**Requirement:** Single out each line with the word "lower" and copy it.

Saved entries
======

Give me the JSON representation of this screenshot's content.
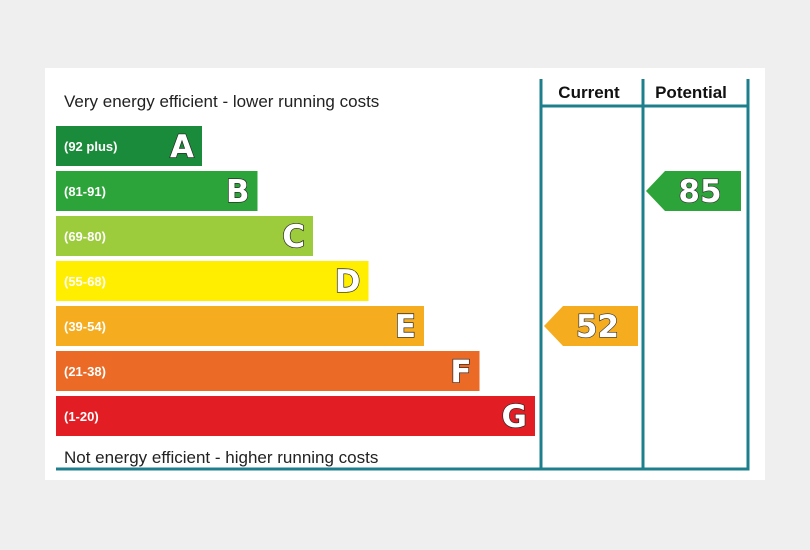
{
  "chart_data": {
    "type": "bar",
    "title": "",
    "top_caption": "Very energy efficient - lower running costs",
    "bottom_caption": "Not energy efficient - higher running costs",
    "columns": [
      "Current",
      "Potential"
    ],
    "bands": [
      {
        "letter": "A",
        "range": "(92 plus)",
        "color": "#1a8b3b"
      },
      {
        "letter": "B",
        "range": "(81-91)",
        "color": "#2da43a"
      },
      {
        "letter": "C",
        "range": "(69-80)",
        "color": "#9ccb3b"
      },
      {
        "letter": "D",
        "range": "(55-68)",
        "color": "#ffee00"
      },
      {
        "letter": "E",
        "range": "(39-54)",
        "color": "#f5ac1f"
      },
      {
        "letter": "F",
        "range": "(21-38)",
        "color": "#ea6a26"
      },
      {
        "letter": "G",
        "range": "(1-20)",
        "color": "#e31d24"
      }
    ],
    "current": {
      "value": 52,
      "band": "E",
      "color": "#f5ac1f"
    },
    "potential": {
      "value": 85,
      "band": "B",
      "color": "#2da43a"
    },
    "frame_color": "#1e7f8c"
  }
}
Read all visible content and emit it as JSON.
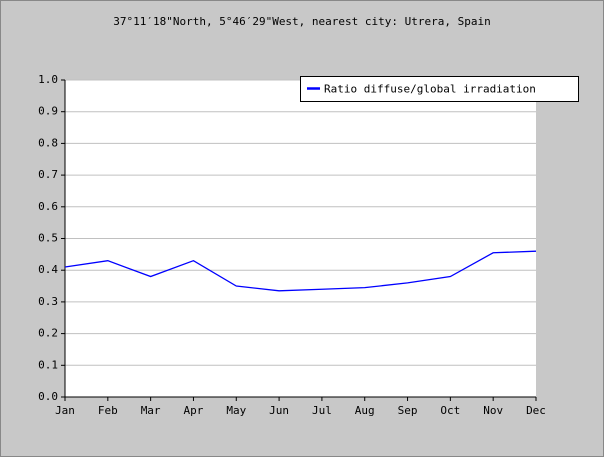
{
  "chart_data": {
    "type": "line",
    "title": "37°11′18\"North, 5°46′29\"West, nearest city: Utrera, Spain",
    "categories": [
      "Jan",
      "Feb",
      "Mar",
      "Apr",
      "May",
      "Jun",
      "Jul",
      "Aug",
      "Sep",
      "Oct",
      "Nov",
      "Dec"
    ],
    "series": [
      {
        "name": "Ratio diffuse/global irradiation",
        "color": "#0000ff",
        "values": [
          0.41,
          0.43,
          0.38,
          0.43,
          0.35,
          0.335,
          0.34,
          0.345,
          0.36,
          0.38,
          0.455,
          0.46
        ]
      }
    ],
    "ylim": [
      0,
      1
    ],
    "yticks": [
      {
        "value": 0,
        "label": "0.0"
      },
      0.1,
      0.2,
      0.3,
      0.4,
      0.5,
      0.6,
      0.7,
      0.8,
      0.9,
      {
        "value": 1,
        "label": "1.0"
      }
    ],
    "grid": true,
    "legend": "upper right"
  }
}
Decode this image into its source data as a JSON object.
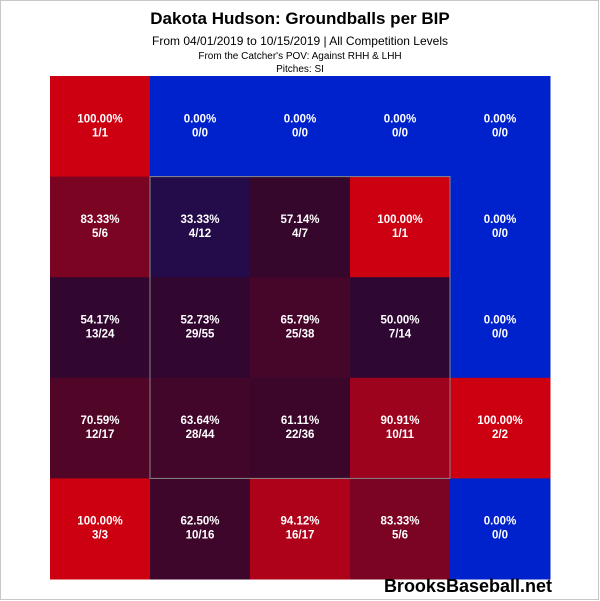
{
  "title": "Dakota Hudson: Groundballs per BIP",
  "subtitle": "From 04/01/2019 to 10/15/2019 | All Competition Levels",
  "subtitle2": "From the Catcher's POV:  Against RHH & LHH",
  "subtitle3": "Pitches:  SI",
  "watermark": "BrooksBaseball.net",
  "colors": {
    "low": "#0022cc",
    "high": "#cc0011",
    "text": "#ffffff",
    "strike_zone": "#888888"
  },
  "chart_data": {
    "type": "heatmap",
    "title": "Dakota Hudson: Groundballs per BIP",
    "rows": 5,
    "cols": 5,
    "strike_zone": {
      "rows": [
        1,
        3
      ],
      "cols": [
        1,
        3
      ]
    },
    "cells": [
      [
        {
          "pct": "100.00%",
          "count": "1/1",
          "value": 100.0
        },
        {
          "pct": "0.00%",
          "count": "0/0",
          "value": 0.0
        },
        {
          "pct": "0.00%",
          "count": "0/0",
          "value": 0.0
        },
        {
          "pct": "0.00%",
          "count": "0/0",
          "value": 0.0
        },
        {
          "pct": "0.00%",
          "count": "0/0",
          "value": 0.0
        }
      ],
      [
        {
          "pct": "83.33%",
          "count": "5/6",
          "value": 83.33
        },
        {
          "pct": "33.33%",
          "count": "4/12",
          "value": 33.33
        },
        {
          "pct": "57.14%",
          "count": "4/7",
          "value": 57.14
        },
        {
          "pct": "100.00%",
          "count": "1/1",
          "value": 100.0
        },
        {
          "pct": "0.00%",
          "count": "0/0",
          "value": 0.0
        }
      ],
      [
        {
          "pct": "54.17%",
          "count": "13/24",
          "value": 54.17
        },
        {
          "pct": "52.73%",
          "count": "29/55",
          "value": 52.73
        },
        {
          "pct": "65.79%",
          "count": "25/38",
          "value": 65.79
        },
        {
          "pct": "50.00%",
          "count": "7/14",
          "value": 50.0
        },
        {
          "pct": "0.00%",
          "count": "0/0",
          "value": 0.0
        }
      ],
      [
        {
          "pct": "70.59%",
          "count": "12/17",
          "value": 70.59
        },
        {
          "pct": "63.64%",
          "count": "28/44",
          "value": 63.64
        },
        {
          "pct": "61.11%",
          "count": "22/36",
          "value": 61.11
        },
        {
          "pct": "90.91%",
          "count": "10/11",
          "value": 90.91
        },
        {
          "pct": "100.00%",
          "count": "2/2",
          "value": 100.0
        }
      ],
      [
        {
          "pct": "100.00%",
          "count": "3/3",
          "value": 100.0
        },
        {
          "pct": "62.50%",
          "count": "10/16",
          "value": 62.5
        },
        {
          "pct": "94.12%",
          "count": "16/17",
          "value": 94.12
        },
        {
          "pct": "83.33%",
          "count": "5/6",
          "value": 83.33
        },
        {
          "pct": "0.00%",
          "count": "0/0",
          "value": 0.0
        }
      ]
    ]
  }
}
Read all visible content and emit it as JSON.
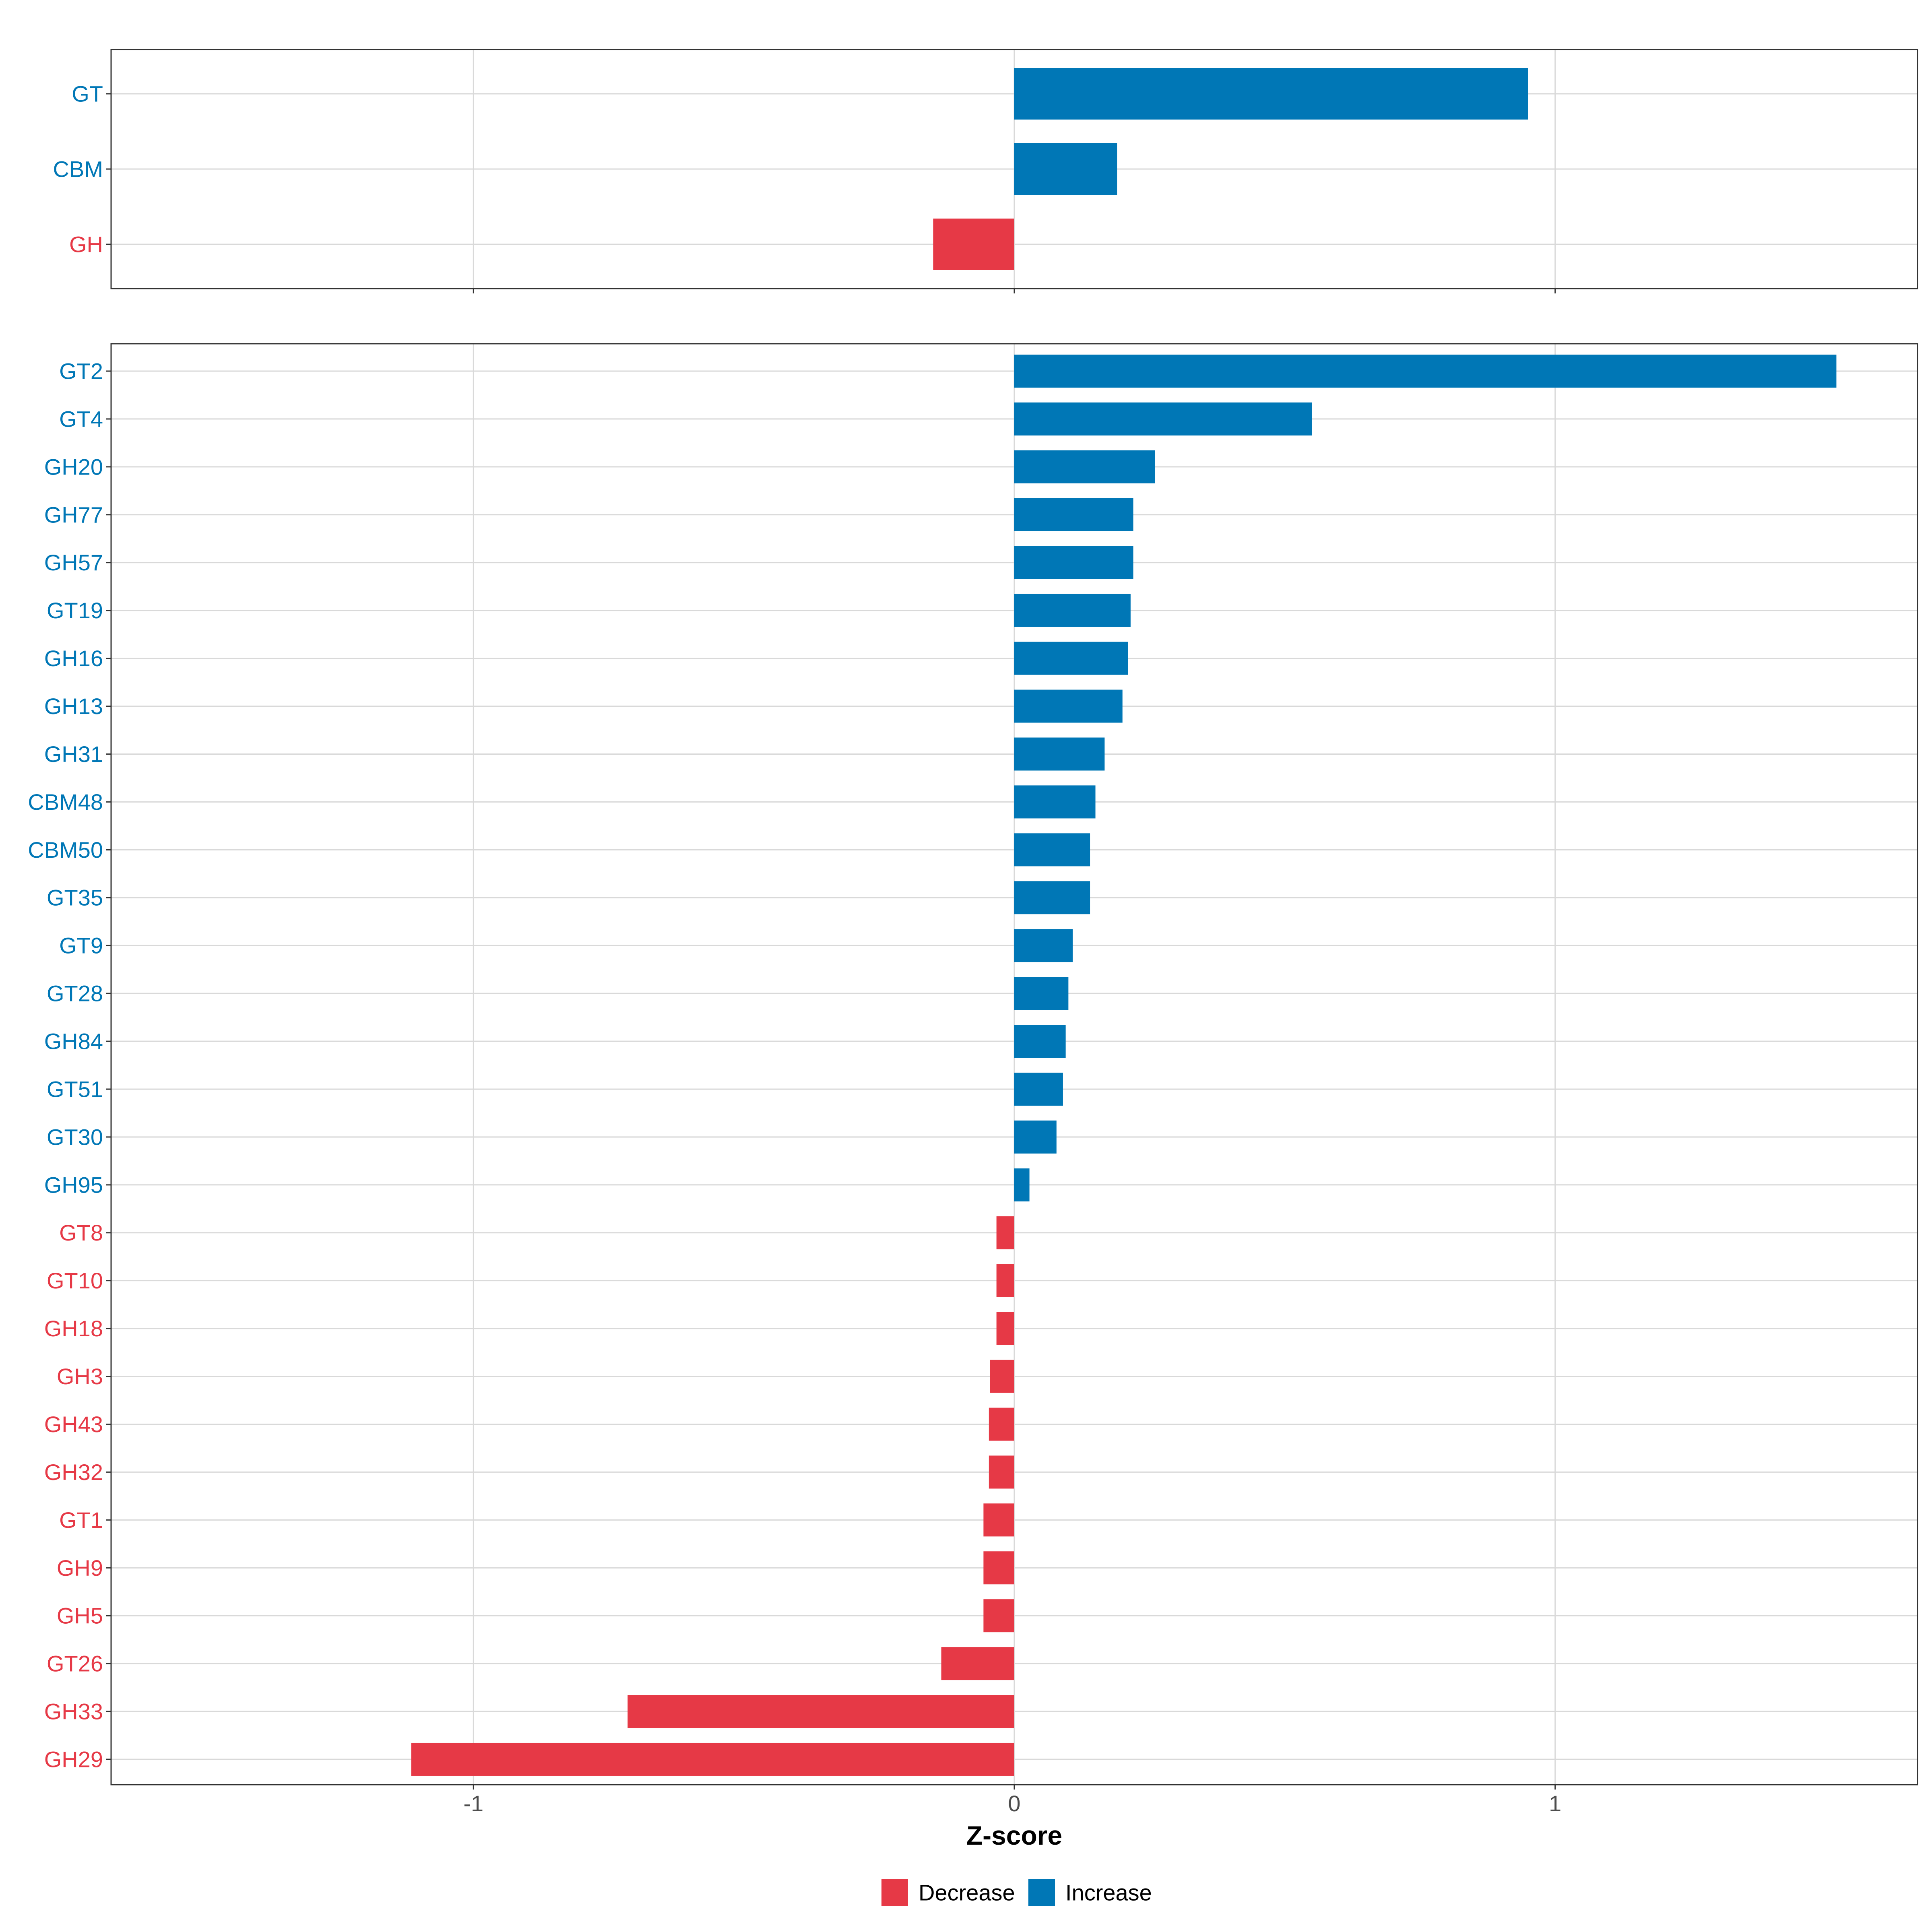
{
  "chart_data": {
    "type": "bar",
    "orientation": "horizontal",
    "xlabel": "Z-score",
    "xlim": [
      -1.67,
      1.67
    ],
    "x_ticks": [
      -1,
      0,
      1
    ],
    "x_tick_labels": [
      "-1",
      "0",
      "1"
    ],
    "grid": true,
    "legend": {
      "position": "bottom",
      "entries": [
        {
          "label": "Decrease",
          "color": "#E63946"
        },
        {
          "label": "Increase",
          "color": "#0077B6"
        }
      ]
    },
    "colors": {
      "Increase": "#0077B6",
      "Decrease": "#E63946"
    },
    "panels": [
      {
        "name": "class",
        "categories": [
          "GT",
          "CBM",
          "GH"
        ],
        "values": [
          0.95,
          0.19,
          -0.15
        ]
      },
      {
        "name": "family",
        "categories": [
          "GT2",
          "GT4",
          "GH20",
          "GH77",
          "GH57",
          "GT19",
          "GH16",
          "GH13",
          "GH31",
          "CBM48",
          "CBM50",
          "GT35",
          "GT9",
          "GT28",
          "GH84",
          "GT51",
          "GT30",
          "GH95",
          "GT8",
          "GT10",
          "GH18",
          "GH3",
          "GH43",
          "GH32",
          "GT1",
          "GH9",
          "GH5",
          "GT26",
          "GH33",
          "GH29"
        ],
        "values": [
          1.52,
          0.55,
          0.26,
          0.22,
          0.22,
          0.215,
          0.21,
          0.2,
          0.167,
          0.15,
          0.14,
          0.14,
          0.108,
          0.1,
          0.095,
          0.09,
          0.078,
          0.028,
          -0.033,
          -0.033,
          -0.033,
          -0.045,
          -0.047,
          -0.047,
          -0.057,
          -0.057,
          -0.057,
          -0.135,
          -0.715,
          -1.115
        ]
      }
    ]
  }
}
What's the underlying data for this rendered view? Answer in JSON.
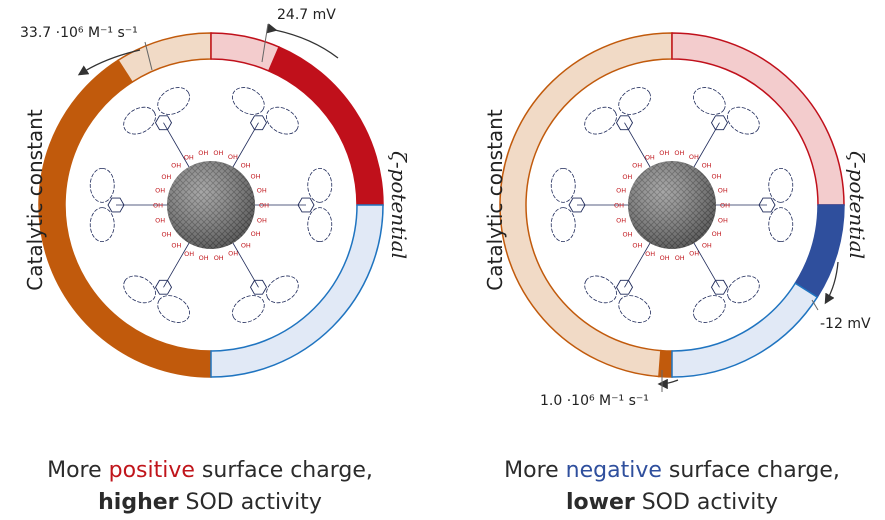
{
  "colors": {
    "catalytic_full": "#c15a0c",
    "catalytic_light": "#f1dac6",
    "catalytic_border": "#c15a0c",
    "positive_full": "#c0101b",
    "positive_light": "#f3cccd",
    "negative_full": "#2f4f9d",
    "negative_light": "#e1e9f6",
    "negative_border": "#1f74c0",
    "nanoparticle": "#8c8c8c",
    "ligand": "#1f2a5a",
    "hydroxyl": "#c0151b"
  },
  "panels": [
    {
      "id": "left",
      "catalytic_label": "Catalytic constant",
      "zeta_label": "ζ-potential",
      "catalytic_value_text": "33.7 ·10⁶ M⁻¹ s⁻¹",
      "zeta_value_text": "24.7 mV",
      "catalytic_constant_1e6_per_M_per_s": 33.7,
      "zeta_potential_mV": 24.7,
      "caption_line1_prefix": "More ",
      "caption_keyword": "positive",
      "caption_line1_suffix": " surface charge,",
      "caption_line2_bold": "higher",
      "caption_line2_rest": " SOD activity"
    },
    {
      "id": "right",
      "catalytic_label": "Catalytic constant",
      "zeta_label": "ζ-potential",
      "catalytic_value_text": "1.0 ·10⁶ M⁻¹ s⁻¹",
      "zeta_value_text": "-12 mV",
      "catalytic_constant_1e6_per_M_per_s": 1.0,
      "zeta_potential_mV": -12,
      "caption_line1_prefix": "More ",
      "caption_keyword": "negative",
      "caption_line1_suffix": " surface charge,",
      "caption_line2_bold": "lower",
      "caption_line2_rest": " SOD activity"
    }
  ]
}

======

**Task solution:**
    "top_caption": "Very energy efficient - lower running costs",
      "caption_line2_bold": "lower",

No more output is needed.